The impact of scientific findings is greatly intensified by the reactions of public opinion. Today, echoes of major events are heard all over the "planetary village." The rapidity of the awareness of the threatening modification of the global climate, in different countries and even in spheres that are usually not receptive to environmental matters, shows that states are not free to ignore such facts. Indeed, they are limited in their freedom to decide whether they will do anything or not. A concrete example will show the limits of their action in this field. Even if nobody would contest the sovereignty of a given African state over its territory and its wild fauna and flora, reactions within the world's opinion would prevent that state from making the decision of exterminating all the rhinoceros inside its boundaries.
It may be added that, as noted earlier, mechanisms guaranteeing the implementation of international obligations more and more incorporate into their procedure the information regarding international public opinion and sometimes even consultation with its representatives, concerned non-governmental organizations.

(TASK REQUIREMENTS) In the passage on public opinion and states' environmental decisions, what would world opinion prevent an African state from deciding to do?

(STORED DATA)
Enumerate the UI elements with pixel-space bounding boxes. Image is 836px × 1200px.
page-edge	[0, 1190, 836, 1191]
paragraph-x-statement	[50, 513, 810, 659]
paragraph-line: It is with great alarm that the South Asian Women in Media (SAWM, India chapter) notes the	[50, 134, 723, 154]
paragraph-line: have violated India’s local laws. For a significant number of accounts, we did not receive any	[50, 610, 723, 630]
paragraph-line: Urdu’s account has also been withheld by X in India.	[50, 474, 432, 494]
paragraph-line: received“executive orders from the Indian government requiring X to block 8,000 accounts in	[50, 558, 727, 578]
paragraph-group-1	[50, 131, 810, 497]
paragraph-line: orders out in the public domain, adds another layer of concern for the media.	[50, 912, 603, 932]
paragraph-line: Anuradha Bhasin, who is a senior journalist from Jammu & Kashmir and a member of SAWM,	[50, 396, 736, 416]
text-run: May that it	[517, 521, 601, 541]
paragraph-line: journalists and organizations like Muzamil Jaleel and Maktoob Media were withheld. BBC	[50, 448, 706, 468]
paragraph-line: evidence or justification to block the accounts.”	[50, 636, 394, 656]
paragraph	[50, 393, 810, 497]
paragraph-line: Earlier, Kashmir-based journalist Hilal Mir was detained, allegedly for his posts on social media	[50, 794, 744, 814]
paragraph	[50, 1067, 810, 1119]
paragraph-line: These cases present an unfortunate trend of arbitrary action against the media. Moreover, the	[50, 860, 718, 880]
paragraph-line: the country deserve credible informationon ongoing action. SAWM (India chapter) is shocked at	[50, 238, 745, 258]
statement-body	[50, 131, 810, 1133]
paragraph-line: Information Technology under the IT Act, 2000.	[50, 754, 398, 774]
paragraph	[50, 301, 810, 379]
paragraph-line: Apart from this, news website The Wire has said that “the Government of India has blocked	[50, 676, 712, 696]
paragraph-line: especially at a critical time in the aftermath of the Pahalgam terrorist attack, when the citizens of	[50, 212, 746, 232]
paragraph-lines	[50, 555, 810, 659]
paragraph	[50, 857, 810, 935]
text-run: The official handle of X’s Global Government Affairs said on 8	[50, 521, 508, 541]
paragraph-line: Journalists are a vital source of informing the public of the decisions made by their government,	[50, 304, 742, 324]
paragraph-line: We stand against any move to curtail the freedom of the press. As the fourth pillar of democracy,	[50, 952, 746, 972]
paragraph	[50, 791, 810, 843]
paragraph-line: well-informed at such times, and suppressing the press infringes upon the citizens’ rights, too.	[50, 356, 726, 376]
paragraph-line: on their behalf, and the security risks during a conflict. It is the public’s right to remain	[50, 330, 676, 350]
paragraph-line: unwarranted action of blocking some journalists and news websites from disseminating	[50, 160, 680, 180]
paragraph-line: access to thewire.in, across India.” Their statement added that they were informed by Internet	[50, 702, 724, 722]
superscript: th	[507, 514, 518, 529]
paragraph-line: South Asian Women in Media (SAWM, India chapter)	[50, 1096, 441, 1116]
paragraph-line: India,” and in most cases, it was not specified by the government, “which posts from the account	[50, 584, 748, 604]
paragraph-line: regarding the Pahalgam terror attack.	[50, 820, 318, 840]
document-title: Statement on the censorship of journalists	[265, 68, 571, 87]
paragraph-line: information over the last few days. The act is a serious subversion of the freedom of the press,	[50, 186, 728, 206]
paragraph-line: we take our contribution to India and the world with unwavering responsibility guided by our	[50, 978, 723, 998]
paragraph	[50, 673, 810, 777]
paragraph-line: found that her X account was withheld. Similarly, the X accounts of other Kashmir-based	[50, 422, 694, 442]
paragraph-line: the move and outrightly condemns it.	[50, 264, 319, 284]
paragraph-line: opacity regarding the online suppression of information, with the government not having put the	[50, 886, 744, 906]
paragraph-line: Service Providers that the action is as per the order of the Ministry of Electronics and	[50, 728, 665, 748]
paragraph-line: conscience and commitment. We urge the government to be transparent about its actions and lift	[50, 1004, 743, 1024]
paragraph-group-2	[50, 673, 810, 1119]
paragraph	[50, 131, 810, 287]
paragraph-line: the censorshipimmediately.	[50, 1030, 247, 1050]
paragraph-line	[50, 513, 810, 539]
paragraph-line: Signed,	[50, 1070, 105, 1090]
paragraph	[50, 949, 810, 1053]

(SOLVED EXERCISE) Exterminating all the rhinoceros inside its boundaries.